EXCERPTED TEXT:
*** Begin section ***

Here’s an excerpt from Anne’s blog at Culture
Anyone following Martin Gott (@martindongotty) on Twitter will have read that this week they started making St James cheese again and tomorrow, I will be making it again myself. It will be an interesting and challenging day in equal measures balancing the sheeps milk make and the cows milk make. After finishing with sheeps milk in November, I wonder how it will be using it again and how used I will have become to the cows milk texture when it sets. Will I cut the sheeps curd too soon? Will I drain it with enough pressure?
The time, therefore, has come to introduce St James properly. On my first post, Brother David, meet Sister Mary, I explained the story behind its name (an affectionate homage to a former cheese affineur James Aldridge) St James is a square shaped washed rind cheese weighing approximately between 1.5 & 1.8 kilos. In order to make it, the sheeps milk is pumped through the wall into the dairy from the milking parlour and into a 70 litre hemisphere vat and when there is excess, a 65 litre curdling tub (which can fill up to about 45-50 litres full). At this time of the year I anticipate just the hemisphere vat being used but I’ll find that out tomorrow. I should point out at this stage that I’ve quoted temperatures in Celsius because being European, that’s what we’re using. A conversion guide can be found here.

*** End section ***

ASSIGNED TASK: Decide whether each statement agrees with the text about St James cheese, answering yes or no and quoting the deciding words of the text: (a) St James is a washed rind cheese weighing about 1.5 to 1.8 kilos; (b) the hemisphere vat holds 65 litres; (c) the temperatures are given in Fahrenheit.

[Page segmentation data]

*** Begin section ***

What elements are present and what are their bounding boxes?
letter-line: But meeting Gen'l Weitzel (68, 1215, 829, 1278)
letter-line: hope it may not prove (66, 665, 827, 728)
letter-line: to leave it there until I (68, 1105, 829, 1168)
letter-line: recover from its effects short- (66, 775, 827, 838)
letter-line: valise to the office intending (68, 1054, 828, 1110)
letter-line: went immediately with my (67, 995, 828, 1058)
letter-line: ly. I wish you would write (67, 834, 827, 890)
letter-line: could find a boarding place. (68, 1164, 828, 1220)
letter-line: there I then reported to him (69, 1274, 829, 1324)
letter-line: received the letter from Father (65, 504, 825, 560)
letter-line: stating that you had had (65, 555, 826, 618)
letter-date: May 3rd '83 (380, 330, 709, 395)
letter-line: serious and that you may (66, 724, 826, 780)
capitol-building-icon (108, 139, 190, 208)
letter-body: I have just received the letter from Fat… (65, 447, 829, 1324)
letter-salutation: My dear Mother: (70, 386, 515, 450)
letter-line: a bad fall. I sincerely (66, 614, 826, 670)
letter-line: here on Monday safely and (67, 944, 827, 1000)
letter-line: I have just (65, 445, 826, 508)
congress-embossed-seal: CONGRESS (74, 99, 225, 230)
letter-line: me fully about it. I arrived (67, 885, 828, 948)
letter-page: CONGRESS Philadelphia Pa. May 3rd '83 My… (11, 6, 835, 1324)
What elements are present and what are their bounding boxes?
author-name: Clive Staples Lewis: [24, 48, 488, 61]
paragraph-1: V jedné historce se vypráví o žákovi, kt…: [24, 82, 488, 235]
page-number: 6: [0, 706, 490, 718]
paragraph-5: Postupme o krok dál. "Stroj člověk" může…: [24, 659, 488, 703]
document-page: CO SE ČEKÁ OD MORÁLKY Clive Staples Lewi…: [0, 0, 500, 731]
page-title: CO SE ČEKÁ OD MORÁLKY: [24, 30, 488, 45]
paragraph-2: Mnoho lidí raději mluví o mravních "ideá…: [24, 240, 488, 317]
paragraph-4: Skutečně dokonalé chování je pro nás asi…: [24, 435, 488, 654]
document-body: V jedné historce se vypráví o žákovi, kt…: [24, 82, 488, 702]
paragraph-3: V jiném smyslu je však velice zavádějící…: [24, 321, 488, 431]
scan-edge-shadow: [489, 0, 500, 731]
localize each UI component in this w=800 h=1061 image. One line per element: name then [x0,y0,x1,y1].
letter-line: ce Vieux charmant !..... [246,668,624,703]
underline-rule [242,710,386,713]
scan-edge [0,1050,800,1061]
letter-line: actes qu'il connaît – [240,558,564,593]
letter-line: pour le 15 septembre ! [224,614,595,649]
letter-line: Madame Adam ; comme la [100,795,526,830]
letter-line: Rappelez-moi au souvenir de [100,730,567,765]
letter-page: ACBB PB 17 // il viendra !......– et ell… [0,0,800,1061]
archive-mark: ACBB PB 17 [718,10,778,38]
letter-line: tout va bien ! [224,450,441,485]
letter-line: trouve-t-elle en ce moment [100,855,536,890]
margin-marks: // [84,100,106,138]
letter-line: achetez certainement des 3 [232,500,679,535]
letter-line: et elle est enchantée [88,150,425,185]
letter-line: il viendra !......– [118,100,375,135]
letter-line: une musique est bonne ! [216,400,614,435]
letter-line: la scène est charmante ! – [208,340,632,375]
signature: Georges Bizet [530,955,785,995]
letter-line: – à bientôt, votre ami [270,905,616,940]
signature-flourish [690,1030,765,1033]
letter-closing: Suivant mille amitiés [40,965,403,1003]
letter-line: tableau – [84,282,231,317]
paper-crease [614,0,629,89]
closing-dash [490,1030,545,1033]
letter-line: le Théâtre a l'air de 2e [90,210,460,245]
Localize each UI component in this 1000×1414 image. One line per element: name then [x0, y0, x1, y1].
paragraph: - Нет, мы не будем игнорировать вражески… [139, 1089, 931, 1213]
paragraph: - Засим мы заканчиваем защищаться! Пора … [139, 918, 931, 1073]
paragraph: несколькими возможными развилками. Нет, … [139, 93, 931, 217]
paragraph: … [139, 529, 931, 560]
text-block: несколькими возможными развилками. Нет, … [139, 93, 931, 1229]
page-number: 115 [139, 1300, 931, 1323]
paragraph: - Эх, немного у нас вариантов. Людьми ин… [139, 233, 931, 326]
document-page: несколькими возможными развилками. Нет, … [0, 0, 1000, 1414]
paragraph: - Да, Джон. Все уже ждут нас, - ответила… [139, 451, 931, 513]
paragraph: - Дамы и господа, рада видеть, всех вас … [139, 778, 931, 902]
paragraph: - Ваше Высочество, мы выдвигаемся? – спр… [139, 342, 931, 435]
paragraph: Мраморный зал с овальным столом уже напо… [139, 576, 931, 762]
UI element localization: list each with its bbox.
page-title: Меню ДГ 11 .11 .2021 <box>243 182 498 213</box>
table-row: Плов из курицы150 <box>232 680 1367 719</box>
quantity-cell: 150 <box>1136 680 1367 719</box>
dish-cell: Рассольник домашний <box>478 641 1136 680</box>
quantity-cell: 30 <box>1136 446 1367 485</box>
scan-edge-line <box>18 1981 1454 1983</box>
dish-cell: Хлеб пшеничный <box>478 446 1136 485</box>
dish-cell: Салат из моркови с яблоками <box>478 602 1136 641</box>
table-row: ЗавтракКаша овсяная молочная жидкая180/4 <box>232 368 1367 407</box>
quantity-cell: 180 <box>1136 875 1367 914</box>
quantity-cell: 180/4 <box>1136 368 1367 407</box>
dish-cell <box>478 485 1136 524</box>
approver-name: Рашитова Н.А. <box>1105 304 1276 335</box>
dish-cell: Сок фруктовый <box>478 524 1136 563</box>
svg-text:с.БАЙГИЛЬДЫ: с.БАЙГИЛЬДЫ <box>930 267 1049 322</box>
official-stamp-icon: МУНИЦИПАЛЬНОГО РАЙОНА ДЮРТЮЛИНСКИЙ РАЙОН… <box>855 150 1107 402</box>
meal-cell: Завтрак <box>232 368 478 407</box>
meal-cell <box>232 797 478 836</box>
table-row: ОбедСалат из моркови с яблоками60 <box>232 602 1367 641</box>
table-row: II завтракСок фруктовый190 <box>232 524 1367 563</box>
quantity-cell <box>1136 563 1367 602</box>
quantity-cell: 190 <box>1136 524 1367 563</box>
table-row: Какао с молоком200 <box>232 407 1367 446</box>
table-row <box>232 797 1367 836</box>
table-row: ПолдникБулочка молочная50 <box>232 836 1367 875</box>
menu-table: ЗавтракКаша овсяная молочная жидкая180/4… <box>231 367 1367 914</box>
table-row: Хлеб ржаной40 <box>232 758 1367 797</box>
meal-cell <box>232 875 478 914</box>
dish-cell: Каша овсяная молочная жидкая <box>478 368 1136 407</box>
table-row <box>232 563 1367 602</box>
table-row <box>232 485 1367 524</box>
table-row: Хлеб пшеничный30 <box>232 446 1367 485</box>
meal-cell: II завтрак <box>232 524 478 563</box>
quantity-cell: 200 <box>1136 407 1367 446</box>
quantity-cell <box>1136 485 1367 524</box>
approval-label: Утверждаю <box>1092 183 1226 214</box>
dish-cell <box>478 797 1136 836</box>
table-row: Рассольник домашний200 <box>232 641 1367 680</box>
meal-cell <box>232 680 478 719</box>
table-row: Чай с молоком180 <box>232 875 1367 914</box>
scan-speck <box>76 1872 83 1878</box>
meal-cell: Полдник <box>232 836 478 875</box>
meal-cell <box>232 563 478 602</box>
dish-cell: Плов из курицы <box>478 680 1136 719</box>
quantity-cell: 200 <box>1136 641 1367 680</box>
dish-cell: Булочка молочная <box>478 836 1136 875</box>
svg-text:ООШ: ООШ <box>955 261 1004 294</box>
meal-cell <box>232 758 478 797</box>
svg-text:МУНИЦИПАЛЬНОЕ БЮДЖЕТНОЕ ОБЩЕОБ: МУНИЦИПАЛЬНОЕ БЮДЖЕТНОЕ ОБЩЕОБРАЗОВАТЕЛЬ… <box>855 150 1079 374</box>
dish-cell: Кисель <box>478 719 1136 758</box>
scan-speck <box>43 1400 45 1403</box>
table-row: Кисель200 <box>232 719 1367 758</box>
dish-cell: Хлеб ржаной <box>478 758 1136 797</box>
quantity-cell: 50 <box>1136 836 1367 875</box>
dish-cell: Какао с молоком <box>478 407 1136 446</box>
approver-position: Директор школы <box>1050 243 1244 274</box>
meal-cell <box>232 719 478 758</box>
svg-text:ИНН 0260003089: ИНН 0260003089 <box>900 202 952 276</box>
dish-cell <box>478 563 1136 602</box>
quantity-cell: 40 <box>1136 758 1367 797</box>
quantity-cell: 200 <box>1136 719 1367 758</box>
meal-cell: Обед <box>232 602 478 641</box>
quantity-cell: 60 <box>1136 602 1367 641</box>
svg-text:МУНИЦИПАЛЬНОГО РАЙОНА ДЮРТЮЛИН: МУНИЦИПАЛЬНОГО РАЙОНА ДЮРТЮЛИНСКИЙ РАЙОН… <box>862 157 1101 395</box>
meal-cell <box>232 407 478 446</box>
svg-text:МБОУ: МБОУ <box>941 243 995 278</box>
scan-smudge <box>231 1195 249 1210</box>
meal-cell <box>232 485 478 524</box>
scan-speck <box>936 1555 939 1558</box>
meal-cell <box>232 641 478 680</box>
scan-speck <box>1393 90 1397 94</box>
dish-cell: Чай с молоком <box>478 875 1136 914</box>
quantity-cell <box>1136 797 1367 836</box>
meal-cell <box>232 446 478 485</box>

*** End section ***

EXPECTED ANSWER:
(a) Yes: "St James is a square shaped washed rind cheese weighing approximately between 1.5 & 1.8 kilos."
(b) No: "a 70 litre hemisphere vat"
(c) No: "I’ve quoted temperatures in Celsius because being European, that’s what we’re using."